[Extracted data entries]
-- Begin --
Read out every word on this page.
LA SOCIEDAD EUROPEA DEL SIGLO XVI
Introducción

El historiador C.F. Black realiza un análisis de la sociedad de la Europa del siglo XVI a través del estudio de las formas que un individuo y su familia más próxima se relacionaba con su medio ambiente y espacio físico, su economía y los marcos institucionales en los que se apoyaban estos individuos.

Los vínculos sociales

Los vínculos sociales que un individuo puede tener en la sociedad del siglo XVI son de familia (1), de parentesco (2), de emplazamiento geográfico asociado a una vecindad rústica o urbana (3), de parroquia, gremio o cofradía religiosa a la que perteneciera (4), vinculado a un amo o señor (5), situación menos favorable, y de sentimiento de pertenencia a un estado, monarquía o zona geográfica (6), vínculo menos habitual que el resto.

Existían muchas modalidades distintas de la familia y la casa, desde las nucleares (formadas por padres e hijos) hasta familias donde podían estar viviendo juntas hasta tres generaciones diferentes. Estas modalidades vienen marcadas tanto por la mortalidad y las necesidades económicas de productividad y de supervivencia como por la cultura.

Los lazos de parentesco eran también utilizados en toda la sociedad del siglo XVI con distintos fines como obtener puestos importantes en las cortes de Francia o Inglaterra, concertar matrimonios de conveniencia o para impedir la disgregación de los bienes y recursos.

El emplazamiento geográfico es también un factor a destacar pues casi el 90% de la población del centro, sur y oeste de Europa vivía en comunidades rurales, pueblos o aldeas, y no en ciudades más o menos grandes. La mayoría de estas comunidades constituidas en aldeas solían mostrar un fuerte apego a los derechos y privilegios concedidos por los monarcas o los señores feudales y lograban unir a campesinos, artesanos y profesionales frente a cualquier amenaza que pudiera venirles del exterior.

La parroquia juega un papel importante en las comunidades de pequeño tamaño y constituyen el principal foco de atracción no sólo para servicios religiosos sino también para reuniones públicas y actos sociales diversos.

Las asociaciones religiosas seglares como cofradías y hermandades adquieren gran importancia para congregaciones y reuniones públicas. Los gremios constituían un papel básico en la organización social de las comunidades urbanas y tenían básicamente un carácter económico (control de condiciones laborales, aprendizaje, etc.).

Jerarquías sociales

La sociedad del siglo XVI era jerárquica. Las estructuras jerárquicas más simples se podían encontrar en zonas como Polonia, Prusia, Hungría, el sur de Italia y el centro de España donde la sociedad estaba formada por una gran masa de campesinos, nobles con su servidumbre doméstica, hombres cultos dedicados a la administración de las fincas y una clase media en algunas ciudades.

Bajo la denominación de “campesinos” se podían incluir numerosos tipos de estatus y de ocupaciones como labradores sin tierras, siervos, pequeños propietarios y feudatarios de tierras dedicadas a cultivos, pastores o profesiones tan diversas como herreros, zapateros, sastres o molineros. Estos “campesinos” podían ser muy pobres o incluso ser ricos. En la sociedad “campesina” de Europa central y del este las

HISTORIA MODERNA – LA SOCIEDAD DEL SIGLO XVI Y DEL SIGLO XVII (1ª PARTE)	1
-- End --
:: DO THIS ::
Copy out the whole listing, exactly as written.

:: RESULT OF THE EXERCISE ::
Read out every word on this page.
LA SOCIEDAD EUROPEA DEL SIGLO XVI
Introducción

El historiador C.F. Black realiza un análisis de la sociedad de la Europa del siglo XVI a través del estudio de las formas que un individuo y su familia más próxima se relacionaba con su medio ambiente y espacio físico, su economía y los marcos institucionales en los que se apoyaban estos individuos.

Los vínculos sociales

Los vínculos sociales que un individuo puede tener en la sociedad del siglo XVI son de familia (1), de parentesco (2), de emplazamiento geográfico asociado a una vecindad rústica o urbana (3), de parroquia, gremio o cofradía religiosa a la que perteneciera (4), vinculado a un amo o señor (5), situación menos favorable, y de sentimiento de pertenencia a un estado, monarquía o zona geográfica (6), vínculo menos habitual que el resto.

Existían muchas modalidades distintas de la familia y la casa, desde las nucleares (formadas por padres e hijos) hasta familias donde podían estar viviendo juntas hasta tres generaciones diferentes. Estas modalidades vienen marcadas tanto por la mortalidad y las necesidades económicas de productividad y de supervivencia como por la cultura.

Los lazos de parentesco eran también utilizados en toda la sociedad del siglo XVI con distintos fines como obtener puestos importantes en las cortes de Francia o Inglaterra, concertar matrimonios de conveniencia o para impedir la disgregación de los bienes y recursos.

El emplazamiento geográfico es también un factor a destacar pues casi el 90% de la población del centro, sur y oeste de Europa vivía en comunidades rurales, pueblos o aldeas, y no en ciudades más o menos grandes. La mayoría de estas comunidades constituidas en aldeas solían mostrar un fuerte apego a los derechos y privilegios concedidos por los monarcas o los señores feudales y lograban unir a campesinos, artesanos y profesionales frente a cualquier amenaza que pudiera venirles del exterior.

La parroquia juega un papel importante en las comunidades de pequeño tamaño y constituyen el principal foco de atracción no sólo para servicios religiosos sino también para reuniones públicas y actos sociales diversos.

Las asociaciones religiosas seglares como cofradías y hermandades adquieren gran importancia para congregaciones y reuniones públicas. Los gremios constituían un papel básico en la organización social de las comunidades urbanas y tenían básicamente un carácter económico (control de condiciones laborales, aprendizaje, etc.).

Jerarquías sociales

La sociedad del siglo XVI era jerárquica. Las estructuras jerárquicas más simples se podían encontrar en zonas como Polonia, Prusia, Hungría, el sur de Italia y el centro de España donde la sociedad estaba formada por una gran masa de campesinos, nobles con su servidumbre doméstica, hombres cultos dedicados a la administración de las fincas y una clase media en algunas ciudades.

Bajo la denominación de “campesinos” se podían incluir numerosos tipos de estatus y de ocupaciones como labradores sin tierras, siervos, pequeños propietarios y feudatarios de tierras dedicadas a cultivos, pastores o profesiones tan diversas como herreros, zapateros, sastres o molineros. Estos “campesinos” podían ser muy pobres o incluso ser ricos. En la sociedad “campesina” de Europa central y del este las

HISTORIA MODERNA – LA SOCIEDAD DEL SIGLO XVI Y DEL SIGLO XVII (1ª PARTE)	1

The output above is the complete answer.